EXERCISE TASK: Answer with one number: the count of lines in the listing below that hold the word "Hotel".

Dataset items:
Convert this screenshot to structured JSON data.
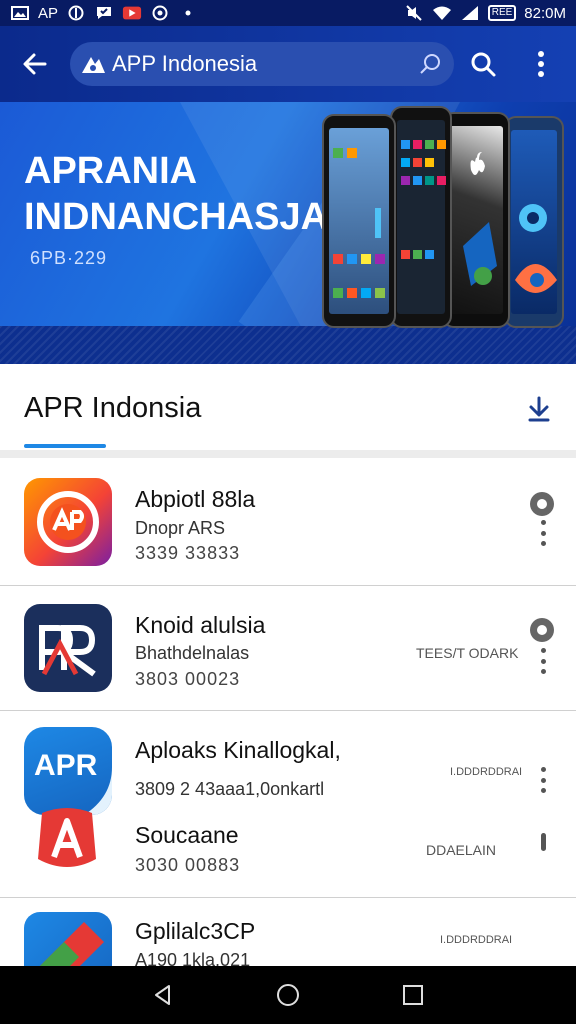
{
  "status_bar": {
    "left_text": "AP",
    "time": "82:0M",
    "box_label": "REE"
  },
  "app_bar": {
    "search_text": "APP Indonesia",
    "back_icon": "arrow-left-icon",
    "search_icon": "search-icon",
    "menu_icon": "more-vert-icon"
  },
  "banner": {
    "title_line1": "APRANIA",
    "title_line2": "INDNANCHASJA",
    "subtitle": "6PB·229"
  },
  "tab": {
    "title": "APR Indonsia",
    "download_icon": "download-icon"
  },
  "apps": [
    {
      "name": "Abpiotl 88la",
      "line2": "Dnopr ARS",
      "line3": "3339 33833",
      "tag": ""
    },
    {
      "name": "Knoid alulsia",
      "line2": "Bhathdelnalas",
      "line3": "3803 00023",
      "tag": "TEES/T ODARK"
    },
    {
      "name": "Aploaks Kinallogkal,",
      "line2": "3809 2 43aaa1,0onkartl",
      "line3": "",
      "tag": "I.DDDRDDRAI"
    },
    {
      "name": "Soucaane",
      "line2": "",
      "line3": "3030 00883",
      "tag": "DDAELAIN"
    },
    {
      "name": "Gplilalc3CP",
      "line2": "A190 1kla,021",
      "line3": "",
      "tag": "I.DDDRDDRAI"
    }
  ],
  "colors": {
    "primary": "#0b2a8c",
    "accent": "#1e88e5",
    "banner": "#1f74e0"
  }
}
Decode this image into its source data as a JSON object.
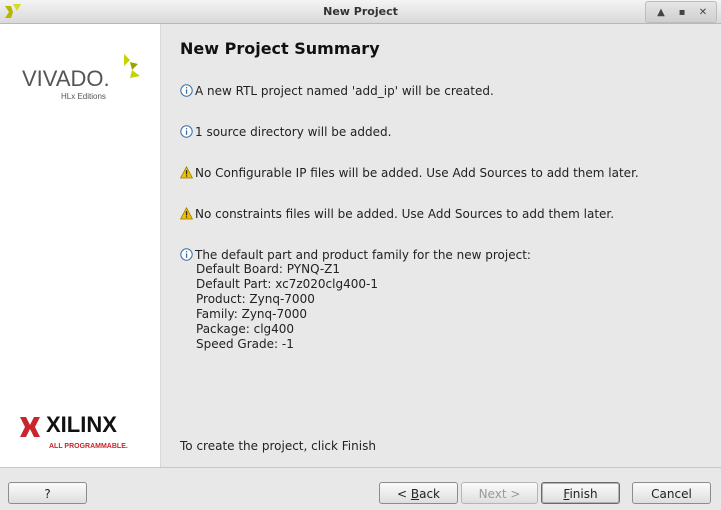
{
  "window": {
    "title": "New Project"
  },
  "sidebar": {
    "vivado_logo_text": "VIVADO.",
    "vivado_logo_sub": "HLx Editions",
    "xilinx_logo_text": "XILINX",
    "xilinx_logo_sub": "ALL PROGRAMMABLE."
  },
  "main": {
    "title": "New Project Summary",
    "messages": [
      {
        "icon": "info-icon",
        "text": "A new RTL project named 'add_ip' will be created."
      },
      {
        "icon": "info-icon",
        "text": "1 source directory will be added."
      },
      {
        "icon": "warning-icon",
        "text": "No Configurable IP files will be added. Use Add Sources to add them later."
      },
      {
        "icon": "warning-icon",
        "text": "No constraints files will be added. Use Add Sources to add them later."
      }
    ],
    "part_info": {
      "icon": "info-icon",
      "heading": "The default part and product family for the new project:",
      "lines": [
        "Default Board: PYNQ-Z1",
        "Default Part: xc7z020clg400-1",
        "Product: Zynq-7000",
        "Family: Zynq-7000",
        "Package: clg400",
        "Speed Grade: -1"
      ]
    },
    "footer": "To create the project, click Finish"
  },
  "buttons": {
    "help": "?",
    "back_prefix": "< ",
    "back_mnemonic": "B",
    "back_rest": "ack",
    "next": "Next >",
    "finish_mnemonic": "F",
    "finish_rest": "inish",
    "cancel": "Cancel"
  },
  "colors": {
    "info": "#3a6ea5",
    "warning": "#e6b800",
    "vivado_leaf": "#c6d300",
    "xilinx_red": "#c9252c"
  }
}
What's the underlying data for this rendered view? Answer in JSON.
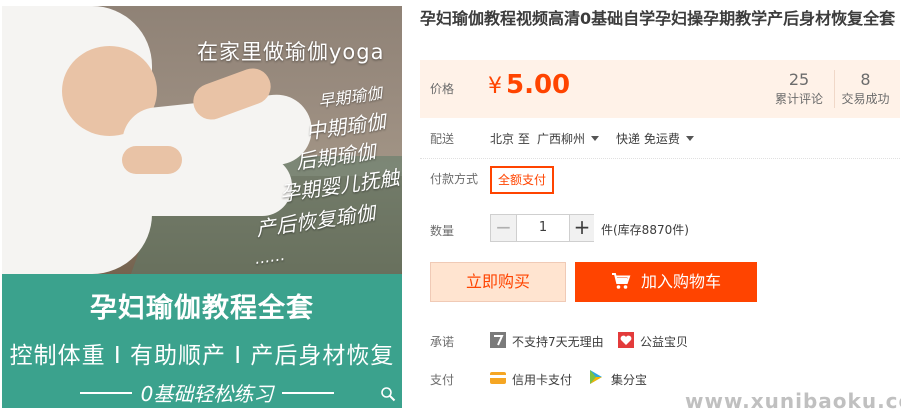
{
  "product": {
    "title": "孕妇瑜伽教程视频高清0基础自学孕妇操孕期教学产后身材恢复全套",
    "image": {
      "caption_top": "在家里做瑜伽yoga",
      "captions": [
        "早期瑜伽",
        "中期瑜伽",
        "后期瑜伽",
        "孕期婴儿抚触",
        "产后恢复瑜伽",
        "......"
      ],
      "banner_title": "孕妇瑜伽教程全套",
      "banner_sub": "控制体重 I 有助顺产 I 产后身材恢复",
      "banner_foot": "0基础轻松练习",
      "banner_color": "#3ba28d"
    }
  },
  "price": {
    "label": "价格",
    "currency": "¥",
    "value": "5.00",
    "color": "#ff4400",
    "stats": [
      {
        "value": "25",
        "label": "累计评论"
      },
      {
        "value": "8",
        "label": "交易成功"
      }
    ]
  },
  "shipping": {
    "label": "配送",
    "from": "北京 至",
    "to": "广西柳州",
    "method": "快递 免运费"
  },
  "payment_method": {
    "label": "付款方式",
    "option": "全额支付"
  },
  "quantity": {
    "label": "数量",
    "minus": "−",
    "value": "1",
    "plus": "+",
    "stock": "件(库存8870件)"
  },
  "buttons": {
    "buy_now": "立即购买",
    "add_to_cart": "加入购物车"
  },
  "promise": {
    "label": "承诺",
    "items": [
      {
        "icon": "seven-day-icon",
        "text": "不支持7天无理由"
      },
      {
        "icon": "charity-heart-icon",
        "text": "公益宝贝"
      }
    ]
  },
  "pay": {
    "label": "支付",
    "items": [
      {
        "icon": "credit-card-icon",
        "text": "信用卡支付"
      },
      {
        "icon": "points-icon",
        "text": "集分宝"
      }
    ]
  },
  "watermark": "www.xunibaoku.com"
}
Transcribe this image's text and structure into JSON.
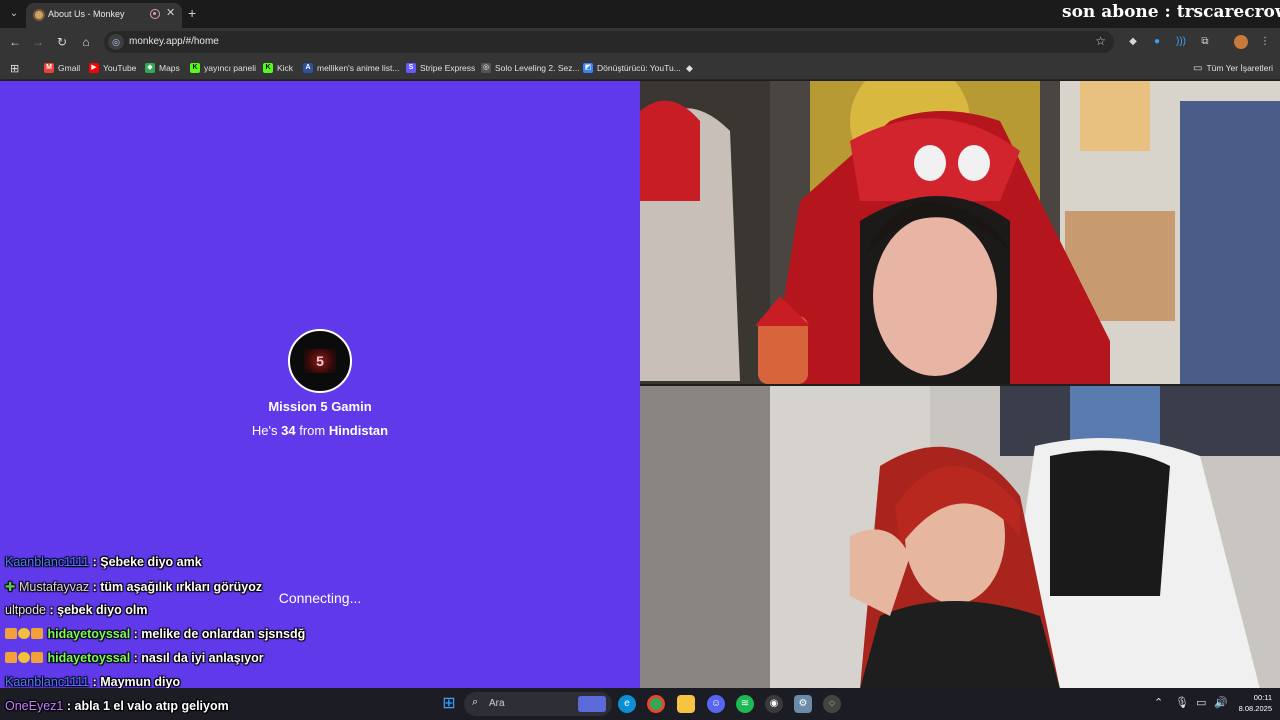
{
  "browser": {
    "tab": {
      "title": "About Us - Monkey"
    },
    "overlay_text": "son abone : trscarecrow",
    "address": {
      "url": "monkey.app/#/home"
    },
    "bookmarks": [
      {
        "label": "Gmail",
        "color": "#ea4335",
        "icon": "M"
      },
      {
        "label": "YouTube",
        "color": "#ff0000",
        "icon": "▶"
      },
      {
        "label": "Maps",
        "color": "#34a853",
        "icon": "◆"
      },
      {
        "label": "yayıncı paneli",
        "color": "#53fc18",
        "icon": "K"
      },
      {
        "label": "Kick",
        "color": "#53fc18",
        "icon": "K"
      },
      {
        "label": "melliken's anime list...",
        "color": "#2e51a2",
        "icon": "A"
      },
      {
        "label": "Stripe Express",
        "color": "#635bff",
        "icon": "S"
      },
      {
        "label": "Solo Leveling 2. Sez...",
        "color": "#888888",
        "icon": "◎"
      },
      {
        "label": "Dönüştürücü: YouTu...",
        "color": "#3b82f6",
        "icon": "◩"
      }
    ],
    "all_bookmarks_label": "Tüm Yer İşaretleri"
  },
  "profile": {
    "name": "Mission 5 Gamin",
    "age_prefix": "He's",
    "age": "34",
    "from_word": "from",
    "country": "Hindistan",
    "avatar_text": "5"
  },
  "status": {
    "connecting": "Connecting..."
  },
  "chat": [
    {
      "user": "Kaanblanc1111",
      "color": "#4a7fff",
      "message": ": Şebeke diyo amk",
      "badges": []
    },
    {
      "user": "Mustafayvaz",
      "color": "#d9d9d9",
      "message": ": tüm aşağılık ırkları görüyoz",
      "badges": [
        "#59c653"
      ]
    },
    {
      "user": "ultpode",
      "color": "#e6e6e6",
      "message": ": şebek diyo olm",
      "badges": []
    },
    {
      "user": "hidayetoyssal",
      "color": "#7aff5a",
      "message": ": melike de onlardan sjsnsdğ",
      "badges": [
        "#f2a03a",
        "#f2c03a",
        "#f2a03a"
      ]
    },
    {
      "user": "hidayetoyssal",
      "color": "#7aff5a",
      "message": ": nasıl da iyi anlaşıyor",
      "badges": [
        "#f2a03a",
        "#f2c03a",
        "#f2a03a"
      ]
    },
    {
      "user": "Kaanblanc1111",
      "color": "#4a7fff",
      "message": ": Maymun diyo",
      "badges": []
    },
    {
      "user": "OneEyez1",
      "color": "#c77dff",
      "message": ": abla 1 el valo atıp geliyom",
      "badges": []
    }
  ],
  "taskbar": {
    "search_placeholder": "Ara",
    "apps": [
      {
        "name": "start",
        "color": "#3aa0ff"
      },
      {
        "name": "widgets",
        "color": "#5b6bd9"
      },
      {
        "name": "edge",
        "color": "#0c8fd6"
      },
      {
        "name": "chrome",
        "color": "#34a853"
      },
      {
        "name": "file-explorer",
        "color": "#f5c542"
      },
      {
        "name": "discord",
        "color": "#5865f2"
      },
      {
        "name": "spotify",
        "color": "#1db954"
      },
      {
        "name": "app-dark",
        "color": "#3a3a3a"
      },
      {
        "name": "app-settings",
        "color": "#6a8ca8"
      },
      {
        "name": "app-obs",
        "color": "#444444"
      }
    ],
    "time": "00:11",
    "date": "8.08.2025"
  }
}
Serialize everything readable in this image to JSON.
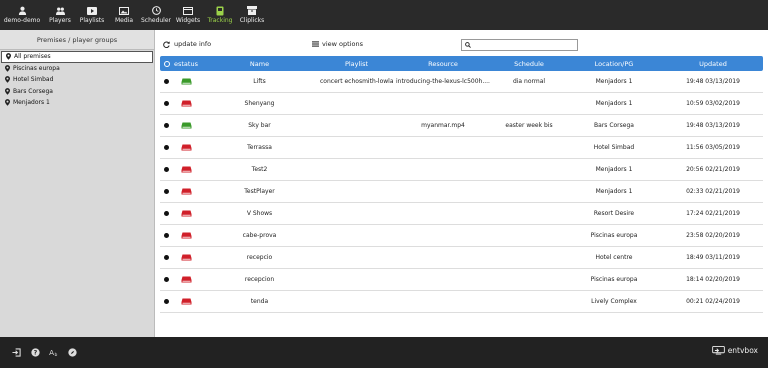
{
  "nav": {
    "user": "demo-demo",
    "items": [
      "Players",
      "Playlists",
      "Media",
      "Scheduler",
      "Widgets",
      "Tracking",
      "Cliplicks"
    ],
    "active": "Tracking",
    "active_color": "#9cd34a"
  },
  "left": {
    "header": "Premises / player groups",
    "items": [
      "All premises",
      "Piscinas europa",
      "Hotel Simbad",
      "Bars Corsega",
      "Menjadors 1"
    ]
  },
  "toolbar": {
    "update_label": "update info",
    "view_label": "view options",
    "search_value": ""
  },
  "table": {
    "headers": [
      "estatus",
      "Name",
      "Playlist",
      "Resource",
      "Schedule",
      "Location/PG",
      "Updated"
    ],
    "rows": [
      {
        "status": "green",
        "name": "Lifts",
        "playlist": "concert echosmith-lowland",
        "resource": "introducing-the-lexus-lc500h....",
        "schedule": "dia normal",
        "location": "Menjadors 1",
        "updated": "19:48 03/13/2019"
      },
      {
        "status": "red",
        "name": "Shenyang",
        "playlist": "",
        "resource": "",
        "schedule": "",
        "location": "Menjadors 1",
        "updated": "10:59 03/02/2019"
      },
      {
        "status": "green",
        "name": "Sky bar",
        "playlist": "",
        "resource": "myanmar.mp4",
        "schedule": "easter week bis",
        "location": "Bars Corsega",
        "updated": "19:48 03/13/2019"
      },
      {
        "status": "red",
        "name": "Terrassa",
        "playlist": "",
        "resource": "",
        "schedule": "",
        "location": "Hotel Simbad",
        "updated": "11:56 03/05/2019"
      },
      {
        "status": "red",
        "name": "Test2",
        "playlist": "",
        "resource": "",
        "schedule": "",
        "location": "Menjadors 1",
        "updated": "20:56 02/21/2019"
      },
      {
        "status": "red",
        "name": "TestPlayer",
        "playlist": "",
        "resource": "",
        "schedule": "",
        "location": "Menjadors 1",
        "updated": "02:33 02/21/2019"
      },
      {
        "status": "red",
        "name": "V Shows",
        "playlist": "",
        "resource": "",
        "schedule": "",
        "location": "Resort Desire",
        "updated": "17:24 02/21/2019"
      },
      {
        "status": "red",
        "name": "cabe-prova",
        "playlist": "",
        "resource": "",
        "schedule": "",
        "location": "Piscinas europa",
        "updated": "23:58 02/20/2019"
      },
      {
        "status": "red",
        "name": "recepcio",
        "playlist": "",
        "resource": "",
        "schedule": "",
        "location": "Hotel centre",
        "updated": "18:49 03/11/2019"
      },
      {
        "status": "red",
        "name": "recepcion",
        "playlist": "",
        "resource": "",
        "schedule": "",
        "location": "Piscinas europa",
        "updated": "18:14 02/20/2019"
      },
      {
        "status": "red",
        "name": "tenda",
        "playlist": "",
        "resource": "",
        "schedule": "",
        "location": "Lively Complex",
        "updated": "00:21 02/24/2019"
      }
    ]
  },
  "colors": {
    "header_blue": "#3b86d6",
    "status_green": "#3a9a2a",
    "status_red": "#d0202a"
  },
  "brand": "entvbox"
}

ANSWER TO THE EXERCISE: 3